### [Directions for this task]
Omit every picture, then give all the entries again exactly.

──────── Material ────────

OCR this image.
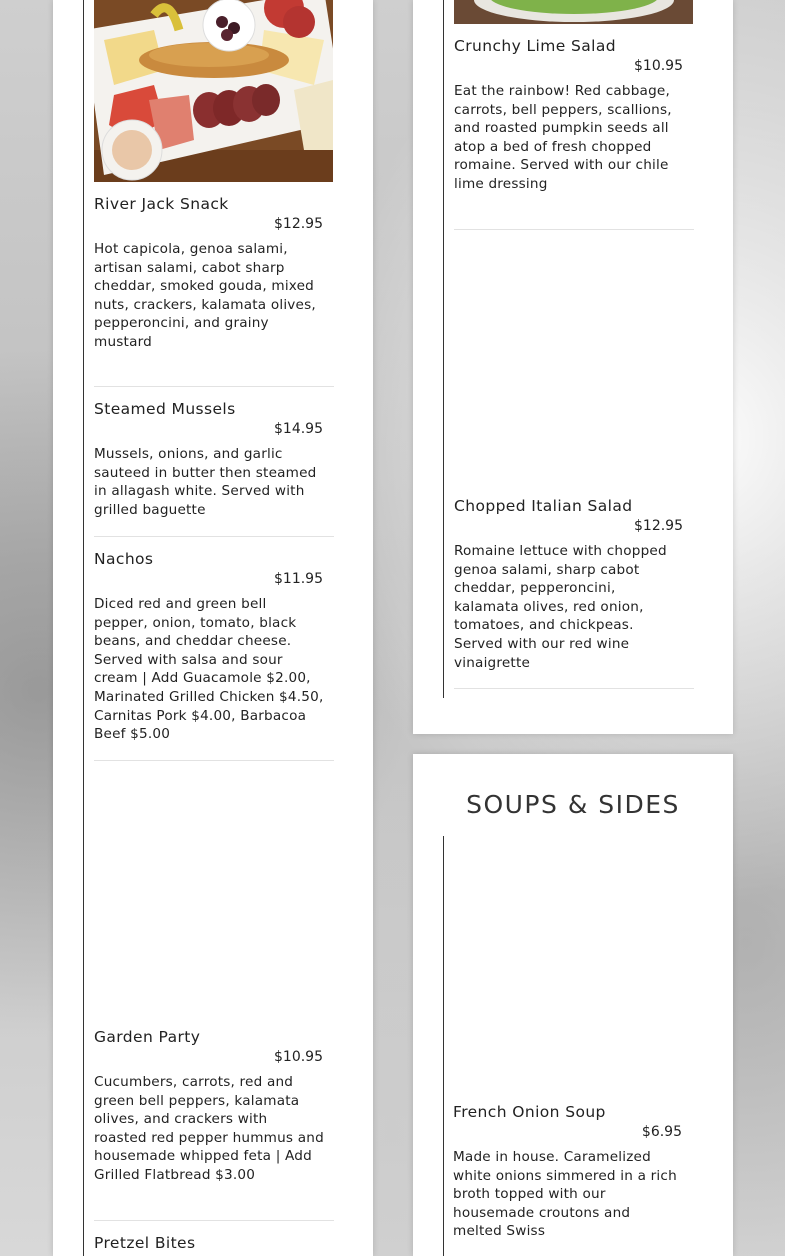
River Jack Snack
$12.95
Hot capicola, genoa salami, artisan salami, cabot sharp cheddar, smoked gouda, mixed nuts, crackers, kalamata olives, pepperoncini, and grainy mustard
Steamed Mussels
$14.95
Mussels, onions, and garlic sauteed in butter then steamed in allagash white. Served with grilled baguette
Nachos
$11.95
Diced red and green bell pepper, onion, tomato, black beans, and cheddar cheese. Served with salsa and sour cream | Add Guacamole $2.00, Marinated Grilled Chicken $4.50, Carnitas Pork $4.00, Barbacoa Beef $5.00
Garden Party
$10.95
Cucumbers, carrots, red and green bell peppers, kalamata olives, and crackers with roasted red pepper hummus and housemade whipped feta | Add Grilled Flatbread $3.00
Pretzel Bites
Crunchy Lime Salad
$10.95
Eat the rainbow! Red cabbage, carrots, bell peppers, scallions, and roasted pumpkin seeds all atop a bed of fresh chopped romaine. Served with our chile lime dressing
Chopped Italian Salad
$12.95
Romaine lettuce with chopped genoa salami, sharp cabot cheddar, pepperoncini, kalamata olives, red onion, tomatoes, and chickpeas. Served with our red wine vinaigrette
SOUPS & SIDES
French Onion Soup
$6.95
Made in house. Caramelized white onions simmered in a rich broth topped with our housemade croutons and melted Swiss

────────

### [Written solution]
OCR this image.
River Jack Snack
$12.95
Hot capicola, genoa salami, artisan salami, cabot sharp cheddar, smoked gouda, mixed nuts, crackers, kalamata olives, pepperoncini, and grainy mustard
Steamed Mussels
$14.95
Mussels, onions, and garlic sauteed in butter then steamed in allagash white. Served with grilled baguette
Nachos
$11.95
Diced red and green bell pepper, onion, tomato, black beans, and cheddar cheese. Served with salsa and sour cream | Add Guacamole $2.00, Marinated Grilled Chicken $4.50, Carnitas Pork $4.00, Barbacoa Beef $5.00
Garden Party
$10.95
Cucumbers, carrots, red and green bell peppers, kalamata olives, and crackers with roasted red pepper hummus and housemade whipped feta | Add Grilled Flatbread $3.00
Pretzel Bites
Crunchy Lime Salad
$10.95
Eat the rainbow! Red cabbage, carrots, bell peppers, scallions, and roasted pumpkin seeds all atop a bed of fresh chopped romaine. Served with our chile lime dressing
Chopped Italian Salad
$12.95
Romaine lettuce with chopped genoa salami, sharp cabot cheddar, pepperoncini, kalamata olives, red onion, tomatoes, and chickpeas. Served with our red wine vinaigrette
SOUPS & SIDES
French Onion Soup
$6.95
Made in house. Caramelized white onions simmered in a rich broth topped with our housemade croutons and melted Swiss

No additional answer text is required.